*** SUPPLIED MATERIAL

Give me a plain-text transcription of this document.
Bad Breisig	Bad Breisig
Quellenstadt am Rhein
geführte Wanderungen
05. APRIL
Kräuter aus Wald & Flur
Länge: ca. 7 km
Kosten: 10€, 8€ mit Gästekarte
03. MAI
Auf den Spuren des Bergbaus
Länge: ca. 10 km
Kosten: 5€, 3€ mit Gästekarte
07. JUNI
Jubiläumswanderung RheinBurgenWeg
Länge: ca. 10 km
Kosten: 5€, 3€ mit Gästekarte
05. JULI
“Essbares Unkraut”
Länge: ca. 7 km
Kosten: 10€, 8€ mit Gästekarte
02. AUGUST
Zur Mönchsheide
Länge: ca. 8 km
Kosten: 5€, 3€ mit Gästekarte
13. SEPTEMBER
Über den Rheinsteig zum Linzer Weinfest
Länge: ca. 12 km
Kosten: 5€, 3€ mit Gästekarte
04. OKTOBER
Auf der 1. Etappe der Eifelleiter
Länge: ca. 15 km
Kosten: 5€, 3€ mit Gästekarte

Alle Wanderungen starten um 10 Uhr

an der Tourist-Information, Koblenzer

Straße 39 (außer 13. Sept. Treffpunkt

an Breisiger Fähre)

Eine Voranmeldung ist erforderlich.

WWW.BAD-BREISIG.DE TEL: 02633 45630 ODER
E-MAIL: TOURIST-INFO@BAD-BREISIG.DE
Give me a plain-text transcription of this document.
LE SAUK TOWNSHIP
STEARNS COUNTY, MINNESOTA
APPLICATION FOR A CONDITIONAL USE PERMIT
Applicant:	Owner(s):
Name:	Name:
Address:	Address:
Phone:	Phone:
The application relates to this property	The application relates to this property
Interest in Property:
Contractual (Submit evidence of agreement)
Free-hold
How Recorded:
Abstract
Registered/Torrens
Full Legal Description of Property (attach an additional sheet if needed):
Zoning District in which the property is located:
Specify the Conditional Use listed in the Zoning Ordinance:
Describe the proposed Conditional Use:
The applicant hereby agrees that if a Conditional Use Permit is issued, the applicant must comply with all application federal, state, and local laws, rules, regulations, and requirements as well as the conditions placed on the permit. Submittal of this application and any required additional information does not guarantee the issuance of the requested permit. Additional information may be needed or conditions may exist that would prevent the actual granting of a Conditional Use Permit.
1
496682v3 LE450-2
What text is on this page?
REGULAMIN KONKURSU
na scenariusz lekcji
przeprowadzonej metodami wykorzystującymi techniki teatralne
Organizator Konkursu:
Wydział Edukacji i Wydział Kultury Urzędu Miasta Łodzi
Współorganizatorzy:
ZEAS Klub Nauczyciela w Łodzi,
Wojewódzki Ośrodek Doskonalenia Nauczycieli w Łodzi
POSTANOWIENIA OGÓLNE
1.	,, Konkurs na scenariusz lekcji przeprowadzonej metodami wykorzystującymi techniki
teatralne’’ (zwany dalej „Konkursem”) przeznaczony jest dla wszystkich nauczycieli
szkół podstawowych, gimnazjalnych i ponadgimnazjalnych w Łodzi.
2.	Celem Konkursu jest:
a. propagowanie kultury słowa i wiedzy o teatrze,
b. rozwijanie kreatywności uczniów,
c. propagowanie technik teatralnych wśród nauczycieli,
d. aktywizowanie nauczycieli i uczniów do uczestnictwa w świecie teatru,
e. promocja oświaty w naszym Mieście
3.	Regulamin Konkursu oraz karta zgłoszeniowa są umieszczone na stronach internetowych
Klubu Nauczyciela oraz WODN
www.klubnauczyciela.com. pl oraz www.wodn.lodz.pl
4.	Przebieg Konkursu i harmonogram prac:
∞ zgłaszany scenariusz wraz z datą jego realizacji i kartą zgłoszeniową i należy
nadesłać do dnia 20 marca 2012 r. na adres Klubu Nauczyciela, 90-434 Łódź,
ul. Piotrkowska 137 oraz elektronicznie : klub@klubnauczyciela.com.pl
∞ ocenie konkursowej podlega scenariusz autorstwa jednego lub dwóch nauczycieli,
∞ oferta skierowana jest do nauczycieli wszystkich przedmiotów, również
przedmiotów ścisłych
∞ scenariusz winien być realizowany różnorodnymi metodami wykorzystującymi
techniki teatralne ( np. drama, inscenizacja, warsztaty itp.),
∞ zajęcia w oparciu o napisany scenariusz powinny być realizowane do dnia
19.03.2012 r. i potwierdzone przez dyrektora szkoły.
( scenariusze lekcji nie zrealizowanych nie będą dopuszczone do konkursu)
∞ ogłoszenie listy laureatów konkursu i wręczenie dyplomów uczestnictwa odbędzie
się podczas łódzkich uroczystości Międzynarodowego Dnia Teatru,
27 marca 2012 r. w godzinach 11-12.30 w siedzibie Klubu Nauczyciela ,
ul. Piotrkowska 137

******

◆ **WHAT IS EXPECTED**:
Copy out each line of the material that holds the word "uczestnictwa".

◆ **SOLUTION FOR THIS PROBLEM**:
d. aktywizowanie nauczycieli i uczniów do uczestnictwa w świecie teatru,
∞ ogłoszenie listy laureatów konkursu i wręczenie dyplomów uczestnictwa odbędzie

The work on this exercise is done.